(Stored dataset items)
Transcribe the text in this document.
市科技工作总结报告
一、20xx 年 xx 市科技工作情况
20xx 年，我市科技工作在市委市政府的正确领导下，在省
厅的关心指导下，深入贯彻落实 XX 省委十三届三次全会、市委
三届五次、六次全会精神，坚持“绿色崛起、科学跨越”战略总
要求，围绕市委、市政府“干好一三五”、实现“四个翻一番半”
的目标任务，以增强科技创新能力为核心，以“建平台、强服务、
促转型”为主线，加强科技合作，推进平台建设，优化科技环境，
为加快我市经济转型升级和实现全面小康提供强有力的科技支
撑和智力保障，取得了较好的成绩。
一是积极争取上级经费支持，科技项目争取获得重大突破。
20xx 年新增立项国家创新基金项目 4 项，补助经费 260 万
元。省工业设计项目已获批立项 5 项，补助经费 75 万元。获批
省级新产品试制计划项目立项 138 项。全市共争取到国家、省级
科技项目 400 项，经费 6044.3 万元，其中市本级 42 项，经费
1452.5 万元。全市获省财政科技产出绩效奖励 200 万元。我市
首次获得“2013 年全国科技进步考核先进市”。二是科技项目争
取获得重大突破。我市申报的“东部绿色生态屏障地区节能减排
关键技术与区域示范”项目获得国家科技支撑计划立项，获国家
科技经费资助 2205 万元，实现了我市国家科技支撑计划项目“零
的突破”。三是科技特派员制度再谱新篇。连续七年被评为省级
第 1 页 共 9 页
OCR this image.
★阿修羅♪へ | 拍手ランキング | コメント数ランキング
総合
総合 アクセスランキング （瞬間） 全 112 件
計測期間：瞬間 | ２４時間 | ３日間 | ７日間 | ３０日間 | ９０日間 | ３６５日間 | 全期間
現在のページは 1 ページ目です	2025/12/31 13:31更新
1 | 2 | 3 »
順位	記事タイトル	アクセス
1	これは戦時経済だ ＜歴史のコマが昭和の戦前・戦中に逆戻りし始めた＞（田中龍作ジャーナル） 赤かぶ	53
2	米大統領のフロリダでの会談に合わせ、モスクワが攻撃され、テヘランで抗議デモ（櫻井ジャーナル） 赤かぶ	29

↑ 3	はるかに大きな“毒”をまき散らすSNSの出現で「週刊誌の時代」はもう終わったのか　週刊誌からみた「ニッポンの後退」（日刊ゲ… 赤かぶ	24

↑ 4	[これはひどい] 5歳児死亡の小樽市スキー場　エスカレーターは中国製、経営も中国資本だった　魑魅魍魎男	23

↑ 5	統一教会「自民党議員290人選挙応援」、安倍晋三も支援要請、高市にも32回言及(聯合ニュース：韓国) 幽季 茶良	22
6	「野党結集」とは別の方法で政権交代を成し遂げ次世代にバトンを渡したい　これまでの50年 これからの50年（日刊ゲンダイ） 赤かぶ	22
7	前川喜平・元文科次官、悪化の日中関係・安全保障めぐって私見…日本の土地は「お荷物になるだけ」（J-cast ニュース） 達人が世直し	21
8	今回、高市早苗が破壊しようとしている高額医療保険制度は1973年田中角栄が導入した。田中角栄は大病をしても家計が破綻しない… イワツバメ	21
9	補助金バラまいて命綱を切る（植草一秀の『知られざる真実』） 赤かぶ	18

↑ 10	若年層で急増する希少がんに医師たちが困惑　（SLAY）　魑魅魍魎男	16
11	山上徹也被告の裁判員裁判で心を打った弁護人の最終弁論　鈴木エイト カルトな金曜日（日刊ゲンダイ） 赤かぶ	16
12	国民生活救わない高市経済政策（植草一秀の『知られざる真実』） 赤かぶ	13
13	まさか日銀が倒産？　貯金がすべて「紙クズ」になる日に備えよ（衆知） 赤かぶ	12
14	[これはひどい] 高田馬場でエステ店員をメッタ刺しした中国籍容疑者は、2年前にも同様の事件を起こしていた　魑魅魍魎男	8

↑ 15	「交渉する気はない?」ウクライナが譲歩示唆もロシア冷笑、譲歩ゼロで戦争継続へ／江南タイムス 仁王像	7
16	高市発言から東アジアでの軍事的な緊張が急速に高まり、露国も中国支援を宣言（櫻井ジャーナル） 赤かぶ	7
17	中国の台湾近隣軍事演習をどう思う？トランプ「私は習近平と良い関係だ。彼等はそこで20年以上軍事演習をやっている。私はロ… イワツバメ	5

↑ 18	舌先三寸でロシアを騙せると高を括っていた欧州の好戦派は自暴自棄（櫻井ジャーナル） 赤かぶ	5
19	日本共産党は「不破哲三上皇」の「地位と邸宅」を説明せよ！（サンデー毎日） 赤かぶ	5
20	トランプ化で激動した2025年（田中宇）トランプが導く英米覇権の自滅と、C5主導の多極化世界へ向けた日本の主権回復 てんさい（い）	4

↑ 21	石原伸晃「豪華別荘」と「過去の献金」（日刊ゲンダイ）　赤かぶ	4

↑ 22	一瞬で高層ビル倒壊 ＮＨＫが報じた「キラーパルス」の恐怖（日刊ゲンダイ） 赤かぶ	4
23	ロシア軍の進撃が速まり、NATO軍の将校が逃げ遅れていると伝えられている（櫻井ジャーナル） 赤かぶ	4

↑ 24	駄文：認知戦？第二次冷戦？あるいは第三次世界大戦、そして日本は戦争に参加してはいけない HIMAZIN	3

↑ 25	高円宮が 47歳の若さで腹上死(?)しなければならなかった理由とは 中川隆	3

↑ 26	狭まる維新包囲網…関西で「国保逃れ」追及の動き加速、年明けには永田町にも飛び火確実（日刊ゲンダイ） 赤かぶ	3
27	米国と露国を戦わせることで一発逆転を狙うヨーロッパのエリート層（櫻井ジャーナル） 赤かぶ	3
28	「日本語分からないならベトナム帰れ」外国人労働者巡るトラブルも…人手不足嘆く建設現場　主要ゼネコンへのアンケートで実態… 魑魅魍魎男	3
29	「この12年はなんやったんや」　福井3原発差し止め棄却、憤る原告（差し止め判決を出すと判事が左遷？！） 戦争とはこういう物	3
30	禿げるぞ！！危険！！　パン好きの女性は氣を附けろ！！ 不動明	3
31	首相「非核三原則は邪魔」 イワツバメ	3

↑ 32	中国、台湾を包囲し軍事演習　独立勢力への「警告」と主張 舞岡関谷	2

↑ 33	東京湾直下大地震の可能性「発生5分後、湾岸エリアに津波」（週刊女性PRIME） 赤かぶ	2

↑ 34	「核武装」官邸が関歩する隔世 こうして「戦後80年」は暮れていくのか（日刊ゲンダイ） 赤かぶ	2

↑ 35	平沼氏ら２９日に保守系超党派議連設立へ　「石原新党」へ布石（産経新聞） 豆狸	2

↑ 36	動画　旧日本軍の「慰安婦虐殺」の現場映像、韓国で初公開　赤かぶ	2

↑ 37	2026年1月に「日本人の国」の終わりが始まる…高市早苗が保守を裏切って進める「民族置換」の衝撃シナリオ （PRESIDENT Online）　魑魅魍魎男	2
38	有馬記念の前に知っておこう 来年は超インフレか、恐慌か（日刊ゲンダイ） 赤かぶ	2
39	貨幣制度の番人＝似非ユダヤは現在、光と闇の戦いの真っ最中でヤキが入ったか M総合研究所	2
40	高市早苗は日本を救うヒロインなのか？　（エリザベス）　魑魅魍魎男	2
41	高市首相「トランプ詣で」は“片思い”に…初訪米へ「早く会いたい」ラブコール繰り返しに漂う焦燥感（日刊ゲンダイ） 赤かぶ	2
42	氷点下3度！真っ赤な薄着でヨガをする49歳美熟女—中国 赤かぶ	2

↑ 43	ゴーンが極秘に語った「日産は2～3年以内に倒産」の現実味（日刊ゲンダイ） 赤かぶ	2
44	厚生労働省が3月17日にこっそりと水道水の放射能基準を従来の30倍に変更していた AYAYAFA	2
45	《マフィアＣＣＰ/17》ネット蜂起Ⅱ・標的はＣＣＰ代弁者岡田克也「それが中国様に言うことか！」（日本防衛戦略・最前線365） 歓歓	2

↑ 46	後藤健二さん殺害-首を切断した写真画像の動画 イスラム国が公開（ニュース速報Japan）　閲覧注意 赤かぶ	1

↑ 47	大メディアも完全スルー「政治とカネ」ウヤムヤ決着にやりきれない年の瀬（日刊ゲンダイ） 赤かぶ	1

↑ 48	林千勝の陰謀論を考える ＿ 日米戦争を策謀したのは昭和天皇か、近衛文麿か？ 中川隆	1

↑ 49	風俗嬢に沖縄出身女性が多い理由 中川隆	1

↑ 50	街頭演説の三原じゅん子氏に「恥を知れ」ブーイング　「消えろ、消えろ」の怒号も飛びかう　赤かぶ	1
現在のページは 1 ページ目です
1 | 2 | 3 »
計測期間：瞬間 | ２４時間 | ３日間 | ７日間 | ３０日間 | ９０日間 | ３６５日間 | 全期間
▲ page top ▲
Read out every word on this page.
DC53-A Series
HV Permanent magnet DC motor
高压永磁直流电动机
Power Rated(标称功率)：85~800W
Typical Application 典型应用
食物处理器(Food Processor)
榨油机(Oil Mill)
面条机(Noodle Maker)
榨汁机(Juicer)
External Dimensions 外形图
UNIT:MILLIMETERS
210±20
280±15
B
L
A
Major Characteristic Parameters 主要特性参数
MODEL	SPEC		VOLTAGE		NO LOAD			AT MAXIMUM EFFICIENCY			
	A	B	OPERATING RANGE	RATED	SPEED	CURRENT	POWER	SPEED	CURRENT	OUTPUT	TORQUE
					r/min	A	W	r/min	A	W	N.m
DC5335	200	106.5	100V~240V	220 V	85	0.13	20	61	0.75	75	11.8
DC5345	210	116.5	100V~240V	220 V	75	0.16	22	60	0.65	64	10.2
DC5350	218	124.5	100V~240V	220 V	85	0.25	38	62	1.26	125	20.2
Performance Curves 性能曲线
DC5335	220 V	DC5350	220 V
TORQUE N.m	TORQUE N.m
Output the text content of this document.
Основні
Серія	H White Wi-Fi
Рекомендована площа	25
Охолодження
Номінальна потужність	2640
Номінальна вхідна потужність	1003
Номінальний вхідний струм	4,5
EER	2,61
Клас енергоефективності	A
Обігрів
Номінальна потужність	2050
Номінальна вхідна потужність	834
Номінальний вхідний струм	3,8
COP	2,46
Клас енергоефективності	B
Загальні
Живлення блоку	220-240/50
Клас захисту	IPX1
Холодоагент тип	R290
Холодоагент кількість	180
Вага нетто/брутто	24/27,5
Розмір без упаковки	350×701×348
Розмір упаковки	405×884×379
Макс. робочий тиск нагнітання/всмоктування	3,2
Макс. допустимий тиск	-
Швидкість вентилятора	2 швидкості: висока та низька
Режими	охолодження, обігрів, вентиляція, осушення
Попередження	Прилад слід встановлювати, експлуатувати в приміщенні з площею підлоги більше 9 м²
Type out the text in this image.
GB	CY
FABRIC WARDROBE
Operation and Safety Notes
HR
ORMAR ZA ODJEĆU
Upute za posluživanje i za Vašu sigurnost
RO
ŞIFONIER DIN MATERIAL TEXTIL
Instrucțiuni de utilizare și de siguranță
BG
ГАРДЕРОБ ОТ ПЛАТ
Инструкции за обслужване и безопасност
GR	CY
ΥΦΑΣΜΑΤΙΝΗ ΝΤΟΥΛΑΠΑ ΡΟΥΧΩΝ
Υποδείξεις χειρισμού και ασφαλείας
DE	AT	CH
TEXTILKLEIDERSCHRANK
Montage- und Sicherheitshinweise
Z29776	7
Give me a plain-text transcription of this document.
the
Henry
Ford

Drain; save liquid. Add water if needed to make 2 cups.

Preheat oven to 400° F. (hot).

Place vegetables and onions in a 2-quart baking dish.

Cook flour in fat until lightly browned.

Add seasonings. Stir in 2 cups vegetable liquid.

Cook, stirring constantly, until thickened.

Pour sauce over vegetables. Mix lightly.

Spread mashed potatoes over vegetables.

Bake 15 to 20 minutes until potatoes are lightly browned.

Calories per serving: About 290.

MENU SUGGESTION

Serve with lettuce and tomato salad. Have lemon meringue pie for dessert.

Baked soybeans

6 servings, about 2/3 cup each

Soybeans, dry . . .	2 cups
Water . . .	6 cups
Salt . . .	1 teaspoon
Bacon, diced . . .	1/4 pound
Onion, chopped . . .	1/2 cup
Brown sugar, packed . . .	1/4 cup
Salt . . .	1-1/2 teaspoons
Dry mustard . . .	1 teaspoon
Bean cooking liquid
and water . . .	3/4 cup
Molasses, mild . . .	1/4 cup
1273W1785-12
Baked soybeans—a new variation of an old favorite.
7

Instruction
In the entries above, take the line containing "Give me a plain-text" and each later line through the last, and repeat them exactly. Output nothing else.

Full answer
Give me a plain-text transcription of this document.
the
Henry
Ford

Drain; save liquid. Add water if needed to make 2 cups.

Preheat oven to 400° F. (hot).

Place vegetables and onions in a 2-quart baking dish.

Cook flour in fat until lightly browned.

Add seasonings. Stir in 2 cups vegetable liquid.

Cook, stirring constantly, until thickened.

Pour sauce over vegetables. Mix lightly.

Spread mashed potatoes over vegetables.

Bake 15 to 20 minutes until potatoes are lightly browned.

Calories per serving: About 290.

MENU SUGGESTION

Serve with lettuce and tomato salad. Have lemon meringue pie for dessert.

Baked soybeans

6 servings, about 2/3 cup each

Soybeans, dry . . .	2 cups
Water . . .	6 cups
Salt . . .	1 teaspoon
Bacon, diced . . .	1/4 pound
Onion, chopped . . .	1/2 cup
Brown sugar, packed . . .	1/4 cup
Salt . . .	1-1/2 teaspoons
Dry mustard . . .	1 teaspoon
Bean cooking liquid
and water . . .	3/4 cup
Molasses, mild . . .	1/4 cup
1273W1785-12
Baked soybeans—a new variation of an old favorite.
7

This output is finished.